> [PROBLEM DETAILS]: Note how many lines contain "current" and give that number, with nothing else.

(Data entries)
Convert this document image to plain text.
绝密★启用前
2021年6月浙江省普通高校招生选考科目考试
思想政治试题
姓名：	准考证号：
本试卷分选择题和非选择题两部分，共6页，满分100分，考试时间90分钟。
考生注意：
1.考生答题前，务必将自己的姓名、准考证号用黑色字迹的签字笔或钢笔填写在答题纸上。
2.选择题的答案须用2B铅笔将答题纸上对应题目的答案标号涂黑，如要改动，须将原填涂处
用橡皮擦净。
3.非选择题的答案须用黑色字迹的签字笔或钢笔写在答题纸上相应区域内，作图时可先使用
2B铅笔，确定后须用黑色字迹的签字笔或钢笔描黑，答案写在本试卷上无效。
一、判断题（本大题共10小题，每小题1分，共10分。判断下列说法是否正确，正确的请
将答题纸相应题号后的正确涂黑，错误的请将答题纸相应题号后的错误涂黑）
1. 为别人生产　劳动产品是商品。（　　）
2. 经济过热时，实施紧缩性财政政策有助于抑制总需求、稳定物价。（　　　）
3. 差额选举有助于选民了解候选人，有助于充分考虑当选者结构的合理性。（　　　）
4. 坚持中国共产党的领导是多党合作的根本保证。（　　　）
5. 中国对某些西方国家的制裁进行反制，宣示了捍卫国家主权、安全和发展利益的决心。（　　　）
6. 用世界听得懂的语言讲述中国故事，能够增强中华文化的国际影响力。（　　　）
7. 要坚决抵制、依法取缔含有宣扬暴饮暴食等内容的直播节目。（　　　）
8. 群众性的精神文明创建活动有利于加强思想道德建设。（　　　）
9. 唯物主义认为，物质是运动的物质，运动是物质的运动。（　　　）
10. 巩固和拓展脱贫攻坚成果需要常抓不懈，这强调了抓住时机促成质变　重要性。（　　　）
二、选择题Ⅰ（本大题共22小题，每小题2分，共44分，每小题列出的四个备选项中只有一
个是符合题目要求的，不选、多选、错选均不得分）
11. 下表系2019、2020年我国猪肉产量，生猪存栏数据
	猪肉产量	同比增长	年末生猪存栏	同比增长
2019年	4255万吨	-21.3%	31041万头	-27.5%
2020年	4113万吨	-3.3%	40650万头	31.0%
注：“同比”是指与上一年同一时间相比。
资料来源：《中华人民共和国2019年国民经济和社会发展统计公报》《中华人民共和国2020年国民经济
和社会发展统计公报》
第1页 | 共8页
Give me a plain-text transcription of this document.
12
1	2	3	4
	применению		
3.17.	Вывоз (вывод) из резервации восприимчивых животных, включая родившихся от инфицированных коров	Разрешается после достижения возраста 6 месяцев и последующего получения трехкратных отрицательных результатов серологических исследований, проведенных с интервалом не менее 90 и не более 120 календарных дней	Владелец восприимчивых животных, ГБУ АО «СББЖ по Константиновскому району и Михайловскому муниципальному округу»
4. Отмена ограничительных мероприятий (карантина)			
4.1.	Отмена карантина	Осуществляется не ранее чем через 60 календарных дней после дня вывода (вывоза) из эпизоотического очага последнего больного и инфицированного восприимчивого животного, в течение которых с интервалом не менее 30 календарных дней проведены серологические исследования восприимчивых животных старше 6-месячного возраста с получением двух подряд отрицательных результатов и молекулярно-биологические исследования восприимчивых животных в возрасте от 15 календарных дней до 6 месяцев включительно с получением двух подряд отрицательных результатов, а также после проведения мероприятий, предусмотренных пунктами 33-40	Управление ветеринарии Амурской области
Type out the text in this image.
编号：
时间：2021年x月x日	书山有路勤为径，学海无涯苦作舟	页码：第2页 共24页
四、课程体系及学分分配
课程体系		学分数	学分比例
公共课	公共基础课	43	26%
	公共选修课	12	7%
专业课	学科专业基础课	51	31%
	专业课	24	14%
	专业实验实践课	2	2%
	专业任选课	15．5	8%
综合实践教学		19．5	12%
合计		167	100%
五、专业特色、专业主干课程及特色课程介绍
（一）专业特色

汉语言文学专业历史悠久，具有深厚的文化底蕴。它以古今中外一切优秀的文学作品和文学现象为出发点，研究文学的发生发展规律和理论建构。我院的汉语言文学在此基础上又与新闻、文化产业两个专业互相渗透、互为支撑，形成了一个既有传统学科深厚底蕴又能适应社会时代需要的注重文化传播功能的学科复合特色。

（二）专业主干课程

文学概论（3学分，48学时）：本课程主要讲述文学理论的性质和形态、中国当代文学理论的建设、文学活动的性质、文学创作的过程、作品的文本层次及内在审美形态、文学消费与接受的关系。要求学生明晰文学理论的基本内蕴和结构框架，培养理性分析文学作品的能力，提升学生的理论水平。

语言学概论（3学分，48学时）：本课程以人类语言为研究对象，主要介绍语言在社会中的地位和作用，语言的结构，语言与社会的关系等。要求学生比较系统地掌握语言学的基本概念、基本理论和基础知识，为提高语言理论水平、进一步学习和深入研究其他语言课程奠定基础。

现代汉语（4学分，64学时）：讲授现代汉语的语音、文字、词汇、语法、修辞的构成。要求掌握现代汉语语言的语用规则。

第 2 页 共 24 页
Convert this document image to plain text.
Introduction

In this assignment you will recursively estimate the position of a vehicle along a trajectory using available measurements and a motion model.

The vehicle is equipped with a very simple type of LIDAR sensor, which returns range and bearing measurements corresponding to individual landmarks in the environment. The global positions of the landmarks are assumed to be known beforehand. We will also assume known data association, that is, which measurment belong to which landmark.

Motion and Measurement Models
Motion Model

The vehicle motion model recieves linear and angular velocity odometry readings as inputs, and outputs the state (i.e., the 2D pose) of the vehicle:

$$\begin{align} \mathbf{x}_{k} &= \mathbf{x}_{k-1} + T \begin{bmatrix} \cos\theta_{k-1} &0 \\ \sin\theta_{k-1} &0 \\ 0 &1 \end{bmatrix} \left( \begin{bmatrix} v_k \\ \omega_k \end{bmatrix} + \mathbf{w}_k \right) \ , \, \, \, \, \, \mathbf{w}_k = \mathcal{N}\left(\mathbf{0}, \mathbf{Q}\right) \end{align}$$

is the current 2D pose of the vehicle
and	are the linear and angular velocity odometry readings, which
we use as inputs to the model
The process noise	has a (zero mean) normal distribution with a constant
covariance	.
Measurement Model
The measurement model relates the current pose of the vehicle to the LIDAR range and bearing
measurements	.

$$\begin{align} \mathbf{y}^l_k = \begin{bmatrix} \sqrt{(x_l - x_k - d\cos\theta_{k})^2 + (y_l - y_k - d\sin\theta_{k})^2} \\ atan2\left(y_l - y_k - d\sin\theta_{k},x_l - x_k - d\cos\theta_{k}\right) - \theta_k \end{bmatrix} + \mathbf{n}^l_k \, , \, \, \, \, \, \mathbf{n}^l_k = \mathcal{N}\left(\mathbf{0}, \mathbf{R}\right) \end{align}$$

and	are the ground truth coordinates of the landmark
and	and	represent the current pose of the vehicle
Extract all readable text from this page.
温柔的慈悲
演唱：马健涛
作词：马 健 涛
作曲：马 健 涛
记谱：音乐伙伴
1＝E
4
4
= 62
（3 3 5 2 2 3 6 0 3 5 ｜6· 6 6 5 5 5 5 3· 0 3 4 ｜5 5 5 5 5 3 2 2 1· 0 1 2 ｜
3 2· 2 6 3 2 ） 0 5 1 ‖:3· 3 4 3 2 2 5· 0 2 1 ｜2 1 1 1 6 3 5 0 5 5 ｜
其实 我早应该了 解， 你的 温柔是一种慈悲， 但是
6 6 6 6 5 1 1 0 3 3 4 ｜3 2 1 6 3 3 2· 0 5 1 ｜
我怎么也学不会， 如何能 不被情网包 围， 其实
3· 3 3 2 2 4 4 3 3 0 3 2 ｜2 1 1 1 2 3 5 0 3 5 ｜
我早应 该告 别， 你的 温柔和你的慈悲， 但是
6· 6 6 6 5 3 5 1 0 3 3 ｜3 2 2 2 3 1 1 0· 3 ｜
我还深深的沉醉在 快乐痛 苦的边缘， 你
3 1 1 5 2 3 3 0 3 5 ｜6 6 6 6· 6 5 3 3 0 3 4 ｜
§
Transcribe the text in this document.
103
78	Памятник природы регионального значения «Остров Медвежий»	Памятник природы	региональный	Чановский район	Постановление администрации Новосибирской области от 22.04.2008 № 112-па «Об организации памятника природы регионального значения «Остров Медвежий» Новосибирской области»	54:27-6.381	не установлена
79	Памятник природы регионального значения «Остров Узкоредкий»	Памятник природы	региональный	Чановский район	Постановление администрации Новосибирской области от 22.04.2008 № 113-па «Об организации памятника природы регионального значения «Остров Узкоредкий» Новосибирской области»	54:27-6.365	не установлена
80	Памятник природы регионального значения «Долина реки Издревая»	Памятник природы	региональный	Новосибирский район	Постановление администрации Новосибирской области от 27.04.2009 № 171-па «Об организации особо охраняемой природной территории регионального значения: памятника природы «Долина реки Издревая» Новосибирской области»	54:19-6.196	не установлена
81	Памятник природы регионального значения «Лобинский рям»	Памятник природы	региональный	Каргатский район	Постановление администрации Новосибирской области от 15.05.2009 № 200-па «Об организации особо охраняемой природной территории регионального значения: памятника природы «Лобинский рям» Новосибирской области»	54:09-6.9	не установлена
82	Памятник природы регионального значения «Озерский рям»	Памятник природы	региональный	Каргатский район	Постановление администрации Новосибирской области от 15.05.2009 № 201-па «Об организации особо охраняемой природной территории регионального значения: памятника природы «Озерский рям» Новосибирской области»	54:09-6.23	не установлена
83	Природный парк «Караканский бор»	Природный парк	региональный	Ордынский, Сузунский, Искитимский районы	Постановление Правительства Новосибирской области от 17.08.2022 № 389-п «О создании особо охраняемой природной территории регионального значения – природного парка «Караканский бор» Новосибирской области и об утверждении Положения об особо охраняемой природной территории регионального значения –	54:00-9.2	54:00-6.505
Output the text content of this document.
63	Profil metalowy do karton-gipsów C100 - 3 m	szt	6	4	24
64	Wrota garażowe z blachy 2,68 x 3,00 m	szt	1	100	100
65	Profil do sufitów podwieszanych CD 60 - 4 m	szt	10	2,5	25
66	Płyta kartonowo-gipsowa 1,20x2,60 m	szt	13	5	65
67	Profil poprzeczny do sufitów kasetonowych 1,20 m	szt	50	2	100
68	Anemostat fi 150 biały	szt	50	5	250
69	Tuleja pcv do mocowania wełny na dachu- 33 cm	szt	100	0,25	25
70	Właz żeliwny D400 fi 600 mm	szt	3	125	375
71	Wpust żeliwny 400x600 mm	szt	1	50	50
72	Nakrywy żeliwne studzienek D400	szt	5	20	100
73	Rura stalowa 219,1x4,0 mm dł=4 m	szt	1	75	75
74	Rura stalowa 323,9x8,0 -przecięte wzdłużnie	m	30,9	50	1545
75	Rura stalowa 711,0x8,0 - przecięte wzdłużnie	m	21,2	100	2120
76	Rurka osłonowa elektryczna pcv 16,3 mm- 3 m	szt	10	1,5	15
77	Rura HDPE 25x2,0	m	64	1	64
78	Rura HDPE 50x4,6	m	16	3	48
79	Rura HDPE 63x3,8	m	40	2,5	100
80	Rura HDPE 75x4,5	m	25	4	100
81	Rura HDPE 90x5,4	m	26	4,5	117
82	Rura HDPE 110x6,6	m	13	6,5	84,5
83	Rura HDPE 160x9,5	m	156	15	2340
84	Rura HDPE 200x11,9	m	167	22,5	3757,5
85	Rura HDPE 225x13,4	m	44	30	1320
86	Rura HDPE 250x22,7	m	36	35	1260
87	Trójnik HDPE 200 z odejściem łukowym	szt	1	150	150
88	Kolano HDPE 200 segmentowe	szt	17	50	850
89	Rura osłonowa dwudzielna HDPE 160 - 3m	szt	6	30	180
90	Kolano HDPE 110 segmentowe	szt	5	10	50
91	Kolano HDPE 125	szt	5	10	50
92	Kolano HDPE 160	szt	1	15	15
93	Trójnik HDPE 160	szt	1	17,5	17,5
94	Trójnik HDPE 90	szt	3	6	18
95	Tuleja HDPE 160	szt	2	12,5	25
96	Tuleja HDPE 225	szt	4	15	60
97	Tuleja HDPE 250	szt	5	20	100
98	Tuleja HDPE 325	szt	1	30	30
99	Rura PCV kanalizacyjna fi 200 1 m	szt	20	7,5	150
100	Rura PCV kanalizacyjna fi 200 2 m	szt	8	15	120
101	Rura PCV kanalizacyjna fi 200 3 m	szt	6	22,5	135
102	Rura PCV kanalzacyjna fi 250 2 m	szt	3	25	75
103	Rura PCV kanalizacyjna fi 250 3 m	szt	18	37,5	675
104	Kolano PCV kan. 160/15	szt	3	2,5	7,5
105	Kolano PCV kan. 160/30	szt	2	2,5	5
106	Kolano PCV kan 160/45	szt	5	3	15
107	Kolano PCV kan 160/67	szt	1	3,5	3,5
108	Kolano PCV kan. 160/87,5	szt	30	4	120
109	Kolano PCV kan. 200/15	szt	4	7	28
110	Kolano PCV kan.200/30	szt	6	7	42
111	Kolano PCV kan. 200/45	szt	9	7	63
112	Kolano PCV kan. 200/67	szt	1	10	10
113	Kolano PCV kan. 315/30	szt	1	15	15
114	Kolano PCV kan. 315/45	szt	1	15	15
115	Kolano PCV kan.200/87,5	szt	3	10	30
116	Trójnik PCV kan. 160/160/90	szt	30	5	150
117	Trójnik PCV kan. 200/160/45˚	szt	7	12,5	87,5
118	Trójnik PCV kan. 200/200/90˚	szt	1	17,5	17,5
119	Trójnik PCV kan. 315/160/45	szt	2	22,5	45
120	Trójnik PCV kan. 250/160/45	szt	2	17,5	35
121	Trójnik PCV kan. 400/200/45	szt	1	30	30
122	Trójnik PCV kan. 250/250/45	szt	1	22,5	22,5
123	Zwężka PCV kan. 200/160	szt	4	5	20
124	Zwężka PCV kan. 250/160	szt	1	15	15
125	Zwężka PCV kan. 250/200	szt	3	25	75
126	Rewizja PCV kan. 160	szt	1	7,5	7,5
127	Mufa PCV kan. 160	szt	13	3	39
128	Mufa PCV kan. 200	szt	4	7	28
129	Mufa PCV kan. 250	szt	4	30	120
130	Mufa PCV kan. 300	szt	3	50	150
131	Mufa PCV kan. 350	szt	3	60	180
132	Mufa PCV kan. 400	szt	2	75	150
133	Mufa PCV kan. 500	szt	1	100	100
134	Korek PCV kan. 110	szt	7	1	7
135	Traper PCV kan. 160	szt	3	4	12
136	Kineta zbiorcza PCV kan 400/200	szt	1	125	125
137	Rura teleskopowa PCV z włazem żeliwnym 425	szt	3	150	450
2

> [THE SOLUTION]: 3